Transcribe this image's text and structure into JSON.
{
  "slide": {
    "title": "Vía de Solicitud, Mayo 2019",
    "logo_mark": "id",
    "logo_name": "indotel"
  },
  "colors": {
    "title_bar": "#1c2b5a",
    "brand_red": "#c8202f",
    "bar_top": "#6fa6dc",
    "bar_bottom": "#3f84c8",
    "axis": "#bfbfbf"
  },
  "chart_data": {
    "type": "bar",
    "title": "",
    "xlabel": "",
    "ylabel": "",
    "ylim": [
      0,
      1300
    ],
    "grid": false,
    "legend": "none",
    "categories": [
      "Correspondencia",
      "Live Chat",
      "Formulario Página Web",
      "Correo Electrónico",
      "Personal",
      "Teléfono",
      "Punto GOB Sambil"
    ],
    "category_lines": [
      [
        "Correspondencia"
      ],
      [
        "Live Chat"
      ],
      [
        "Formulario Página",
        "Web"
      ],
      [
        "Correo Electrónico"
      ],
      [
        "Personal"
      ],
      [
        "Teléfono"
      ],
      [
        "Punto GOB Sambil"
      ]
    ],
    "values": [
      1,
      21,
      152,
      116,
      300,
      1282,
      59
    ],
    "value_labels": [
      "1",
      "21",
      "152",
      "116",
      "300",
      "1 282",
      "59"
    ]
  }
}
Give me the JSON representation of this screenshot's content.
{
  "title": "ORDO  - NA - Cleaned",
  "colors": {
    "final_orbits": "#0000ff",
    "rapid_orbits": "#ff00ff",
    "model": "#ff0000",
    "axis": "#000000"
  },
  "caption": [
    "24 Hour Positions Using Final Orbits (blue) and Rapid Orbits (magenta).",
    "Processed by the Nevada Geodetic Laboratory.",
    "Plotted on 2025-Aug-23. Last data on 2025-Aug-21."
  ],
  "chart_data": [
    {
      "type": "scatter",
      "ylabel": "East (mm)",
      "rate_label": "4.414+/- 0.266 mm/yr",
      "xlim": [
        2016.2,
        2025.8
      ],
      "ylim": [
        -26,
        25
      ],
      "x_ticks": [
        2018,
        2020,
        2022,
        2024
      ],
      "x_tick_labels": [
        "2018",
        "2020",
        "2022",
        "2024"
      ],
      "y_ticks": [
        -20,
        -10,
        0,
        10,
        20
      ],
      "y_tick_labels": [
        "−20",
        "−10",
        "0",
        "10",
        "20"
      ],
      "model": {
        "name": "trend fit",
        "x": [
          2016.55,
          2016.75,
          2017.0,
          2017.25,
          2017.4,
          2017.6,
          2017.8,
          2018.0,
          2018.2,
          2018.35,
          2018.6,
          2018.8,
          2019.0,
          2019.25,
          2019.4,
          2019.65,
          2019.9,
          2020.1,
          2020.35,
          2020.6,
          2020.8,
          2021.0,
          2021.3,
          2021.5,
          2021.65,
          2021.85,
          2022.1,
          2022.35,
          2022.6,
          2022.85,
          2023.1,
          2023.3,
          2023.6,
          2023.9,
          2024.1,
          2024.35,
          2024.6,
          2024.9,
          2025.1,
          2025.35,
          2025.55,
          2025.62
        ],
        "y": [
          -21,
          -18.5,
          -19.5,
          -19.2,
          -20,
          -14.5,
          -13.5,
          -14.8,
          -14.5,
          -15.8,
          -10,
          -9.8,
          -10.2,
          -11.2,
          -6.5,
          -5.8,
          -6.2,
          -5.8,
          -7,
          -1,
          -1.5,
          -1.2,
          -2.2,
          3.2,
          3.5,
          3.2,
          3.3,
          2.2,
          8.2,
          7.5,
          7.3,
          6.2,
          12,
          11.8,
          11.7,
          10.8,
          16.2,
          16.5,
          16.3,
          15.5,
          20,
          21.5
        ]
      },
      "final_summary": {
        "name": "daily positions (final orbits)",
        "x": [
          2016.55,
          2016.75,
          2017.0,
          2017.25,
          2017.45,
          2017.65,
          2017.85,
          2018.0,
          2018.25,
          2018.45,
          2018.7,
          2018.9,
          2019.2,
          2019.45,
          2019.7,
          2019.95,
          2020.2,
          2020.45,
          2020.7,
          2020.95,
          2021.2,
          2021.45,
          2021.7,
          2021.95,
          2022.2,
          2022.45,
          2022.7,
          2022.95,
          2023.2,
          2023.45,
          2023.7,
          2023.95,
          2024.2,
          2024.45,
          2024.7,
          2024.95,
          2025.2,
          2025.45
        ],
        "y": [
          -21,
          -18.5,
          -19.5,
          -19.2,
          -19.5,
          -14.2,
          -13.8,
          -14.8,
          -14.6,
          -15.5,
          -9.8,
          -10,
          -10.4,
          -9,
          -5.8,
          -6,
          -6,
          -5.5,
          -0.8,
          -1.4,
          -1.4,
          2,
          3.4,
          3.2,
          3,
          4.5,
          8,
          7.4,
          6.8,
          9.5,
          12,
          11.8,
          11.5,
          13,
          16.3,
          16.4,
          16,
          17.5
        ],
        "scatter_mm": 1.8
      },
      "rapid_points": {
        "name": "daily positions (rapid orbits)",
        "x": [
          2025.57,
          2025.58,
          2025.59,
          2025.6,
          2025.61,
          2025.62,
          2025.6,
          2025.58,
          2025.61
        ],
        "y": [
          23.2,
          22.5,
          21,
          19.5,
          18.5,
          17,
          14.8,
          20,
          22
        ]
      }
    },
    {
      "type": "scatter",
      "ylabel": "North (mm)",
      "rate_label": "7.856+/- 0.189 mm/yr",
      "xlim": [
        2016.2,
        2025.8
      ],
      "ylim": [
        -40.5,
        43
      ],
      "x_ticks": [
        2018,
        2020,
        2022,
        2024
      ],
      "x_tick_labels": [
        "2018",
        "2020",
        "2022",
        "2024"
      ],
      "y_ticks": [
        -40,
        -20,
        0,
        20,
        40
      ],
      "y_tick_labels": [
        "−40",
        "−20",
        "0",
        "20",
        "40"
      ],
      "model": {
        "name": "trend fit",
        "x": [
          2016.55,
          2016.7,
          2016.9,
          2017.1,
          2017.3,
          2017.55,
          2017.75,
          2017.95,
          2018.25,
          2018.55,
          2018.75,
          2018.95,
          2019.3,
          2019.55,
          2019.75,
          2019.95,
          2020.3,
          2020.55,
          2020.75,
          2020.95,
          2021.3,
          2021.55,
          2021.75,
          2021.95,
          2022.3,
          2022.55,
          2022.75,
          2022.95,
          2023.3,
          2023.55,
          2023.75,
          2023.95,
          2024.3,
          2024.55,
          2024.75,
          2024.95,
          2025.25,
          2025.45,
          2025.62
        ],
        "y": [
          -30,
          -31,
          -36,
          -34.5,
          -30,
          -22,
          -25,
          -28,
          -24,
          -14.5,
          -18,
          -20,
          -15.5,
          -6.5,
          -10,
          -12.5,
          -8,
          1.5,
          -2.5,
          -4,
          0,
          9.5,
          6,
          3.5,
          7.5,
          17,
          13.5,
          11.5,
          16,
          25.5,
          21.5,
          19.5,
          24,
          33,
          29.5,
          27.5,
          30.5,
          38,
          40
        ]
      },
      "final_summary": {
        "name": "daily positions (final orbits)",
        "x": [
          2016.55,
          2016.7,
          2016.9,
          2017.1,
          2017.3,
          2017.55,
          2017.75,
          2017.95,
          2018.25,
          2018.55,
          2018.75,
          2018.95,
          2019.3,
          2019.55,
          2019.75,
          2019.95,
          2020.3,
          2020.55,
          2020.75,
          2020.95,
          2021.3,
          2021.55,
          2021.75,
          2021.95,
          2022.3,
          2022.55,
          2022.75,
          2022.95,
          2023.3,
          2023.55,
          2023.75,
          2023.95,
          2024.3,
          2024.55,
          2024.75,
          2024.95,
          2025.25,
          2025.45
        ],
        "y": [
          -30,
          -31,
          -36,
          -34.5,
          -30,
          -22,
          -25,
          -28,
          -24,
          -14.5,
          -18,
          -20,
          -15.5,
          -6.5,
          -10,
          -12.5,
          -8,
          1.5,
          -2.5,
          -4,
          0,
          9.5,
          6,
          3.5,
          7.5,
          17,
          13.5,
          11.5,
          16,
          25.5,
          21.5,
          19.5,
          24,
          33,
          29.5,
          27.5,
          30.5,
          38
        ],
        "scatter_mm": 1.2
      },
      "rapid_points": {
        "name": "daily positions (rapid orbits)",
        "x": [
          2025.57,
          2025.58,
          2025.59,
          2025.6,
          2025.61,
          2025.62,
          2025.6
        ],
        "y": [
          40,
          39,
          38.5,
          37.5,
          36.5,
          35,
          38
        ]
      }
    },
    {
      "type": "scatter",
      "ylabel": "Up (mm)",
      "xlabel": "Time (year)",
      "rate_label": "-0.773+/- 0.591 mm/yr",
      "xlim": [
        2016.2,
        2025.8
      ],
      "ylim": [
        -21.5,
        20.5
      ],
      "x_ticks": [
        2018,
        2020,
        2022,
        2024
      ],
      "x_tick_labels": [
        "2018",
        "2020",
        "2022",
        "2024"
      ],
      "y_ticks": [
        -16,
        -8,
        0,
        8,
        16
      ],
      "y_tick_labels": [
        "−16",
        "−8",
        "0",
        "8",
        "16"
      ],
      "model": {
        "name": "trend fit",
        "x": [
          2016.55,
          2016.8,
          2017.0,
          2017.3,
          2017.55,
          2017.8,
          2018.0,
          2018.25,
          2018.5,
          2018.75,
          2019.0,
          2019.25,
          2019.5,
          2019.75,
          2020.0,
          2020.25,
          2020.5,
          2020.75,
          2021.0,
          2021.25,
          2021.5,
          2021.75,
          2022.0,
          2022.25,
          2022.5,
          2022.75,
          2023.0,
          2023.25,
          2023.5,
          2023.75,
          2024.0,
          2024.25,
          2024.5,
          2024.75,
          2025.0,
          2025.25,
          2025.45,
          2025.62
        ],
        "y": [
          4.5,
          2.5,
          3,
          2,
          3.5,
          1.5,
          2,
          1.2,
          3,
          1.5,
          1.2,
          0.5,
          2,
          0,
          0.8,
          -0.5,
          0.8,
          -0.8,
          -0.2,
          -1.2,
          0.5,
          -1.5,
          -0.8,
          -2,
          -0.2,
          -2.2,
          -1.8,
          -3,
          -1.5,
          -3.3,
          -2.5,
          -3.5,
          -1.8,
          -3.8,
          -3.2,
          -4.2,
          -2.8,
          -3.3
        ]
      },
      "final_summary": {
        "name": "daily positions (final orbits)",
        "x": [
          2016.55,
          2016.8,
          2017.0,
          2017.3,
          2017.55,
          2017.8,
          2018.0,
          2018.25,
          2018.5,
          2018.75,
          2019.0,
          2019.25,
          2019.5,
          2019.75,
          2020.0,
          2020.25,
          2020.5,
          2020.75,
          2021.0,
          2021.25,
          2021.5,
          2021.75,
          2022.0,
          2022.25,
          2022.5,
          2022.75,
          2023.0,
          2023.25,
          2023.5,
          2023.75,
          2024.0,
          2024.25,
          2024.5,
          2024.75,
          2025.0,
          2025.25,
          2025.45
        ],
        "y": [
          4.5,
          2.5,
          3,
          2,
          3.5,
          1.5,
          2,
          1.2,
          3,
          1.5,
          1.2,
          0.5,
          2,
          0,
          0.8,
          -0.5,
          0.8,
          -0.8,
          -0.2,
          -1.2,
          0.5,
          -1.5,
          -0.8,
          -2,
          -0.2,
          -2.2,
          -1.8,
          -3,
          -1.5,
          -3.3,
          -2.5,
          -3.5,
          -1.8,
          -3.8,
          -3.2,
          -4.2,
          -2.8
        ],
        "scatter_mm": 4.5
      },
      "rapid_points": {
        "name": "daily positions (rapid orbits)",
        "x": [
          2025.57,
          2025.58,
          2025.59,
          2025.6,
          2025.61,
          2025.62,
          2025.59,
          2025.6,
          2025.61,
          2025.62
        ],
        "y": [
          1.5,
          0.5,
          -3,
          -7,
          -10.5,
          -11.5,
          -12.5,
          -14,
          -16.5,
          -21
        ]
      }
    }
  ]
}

::::

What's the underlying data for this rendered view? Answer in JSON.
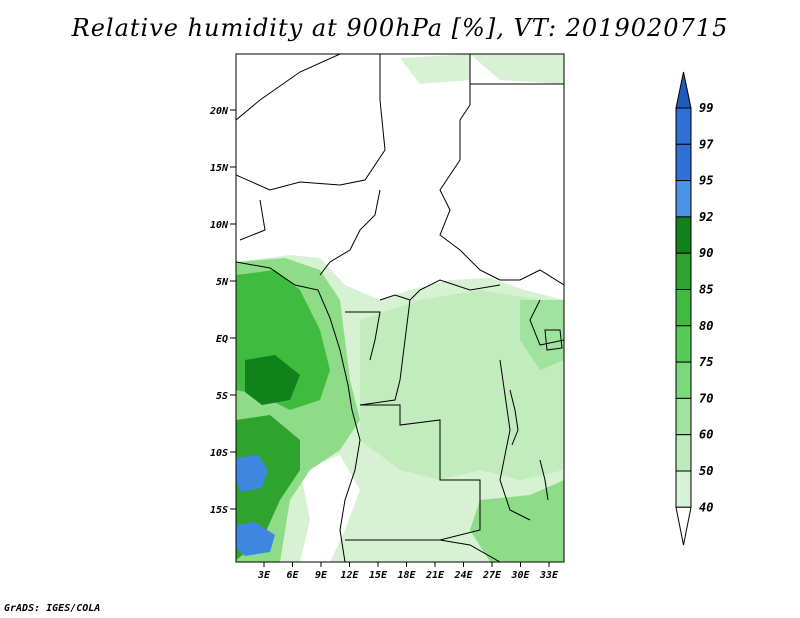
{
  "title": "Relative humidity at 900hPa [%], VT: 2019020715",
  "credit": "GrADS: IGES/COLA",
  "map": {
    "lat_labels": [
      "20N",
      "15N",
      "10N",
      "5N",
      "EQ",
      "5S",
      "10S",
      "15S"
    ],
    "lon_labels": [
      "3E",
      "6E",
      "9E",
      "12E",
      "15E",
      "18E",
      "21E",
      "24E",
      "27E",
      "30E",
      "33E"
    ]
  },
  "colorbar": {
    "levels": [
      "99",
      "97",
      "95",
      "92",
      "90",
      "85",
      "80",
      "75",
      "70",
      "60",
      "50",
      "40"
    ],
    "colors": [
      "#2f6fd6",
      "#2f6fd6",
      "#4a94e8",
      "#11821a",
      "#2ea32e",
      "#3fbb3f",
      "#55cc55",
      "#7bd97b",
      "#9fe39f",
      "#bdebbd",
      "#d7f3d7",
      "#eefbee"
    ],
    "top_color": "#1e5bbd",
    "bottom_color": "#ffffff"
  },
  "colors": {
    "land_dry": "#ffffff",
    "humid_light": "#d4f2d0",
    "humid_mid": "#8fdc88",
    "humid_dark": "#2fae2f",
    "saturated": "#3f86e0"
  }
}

::::

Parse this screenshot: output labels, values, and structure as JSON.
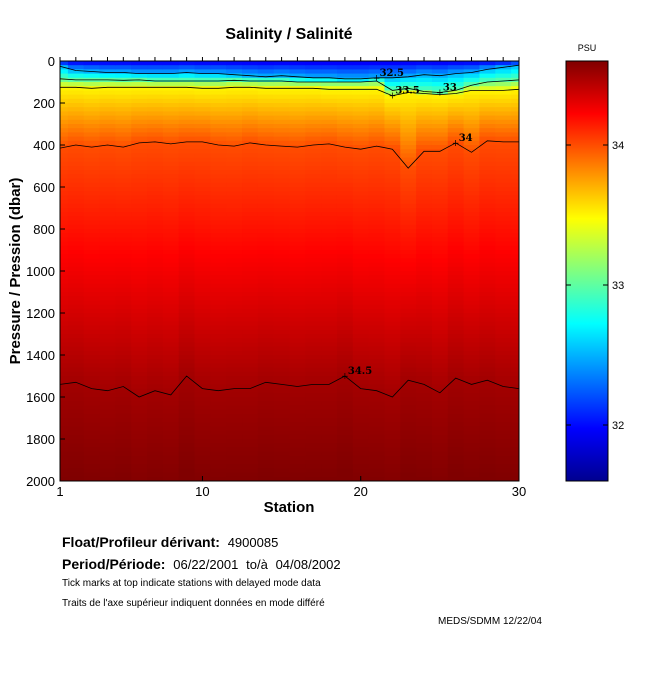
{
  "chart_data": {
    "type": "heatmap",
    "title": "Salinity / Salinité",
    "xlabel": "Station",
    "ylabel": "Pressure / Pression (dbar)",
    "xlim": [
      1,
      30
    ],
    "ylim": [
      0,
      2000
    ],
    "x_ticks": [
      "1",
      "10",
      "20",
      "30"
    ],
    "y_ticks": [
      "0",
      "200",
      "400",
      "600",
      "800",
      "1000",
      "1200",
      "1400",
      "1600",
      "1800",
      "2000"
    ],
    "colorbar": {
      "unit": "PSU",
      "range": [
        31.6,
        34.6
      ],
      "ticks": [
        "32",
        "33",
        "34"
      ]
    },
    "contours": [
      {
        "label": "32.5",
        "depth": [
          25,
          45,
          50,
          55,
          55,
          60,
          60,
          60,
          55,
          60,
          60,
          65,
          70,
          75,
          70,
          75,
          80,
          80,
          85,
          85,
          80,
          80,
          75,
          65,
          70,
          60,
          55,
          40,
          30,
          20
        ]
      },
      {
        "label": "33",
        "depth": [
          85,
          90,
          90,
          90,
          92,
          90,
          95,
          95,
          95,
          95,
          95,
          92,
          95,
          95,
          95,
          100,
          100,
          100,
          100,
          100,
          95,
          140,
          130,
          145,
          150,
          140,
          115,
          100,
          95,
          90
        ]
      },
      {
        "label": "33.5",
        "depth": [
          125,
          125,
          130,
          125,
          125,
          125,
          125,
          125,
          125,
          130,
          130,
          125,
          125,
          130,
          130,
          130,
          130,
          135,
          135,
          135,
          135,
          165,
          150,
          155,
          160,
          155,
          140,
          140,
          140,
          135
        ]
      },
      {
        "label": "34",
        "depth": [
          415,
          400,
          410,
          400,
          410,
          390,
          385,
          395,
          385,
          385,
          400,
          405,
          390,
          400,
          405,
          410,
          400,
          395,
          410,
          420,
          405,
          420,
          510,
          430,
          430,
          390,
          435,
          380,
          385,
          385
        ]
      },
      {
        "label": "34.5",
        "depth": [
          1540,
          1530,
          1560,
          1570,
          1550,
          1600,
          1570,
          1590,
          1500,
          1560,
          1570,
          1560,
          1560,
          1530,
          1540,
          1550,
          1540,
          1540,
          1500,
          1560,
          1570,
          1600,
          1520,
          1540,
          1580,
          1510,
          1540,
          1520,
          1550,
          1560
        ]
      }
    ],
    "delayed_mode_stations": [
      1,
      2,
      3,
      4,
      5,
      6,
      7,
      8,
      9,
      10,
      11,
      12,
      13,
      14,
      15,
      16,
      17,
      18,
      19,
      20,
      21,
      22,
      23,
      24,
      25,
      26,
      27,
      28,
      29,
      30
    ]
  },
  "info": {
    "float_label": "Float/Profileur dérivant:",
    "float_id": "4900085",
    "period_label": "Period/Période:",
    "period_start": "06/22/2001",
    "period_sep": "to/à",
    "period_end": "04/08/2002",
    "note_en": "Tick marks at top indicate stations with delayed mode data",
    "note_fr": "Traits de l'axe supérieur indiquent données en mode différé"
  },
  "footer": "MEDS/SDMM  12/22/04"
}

::::

• [WHAT YOU WILL DO] Copy each line of the listing that contains the string "Correspondencia".

• [WRITTEN RESPONSE]
      "Correspondencia",
        "Correspondencia"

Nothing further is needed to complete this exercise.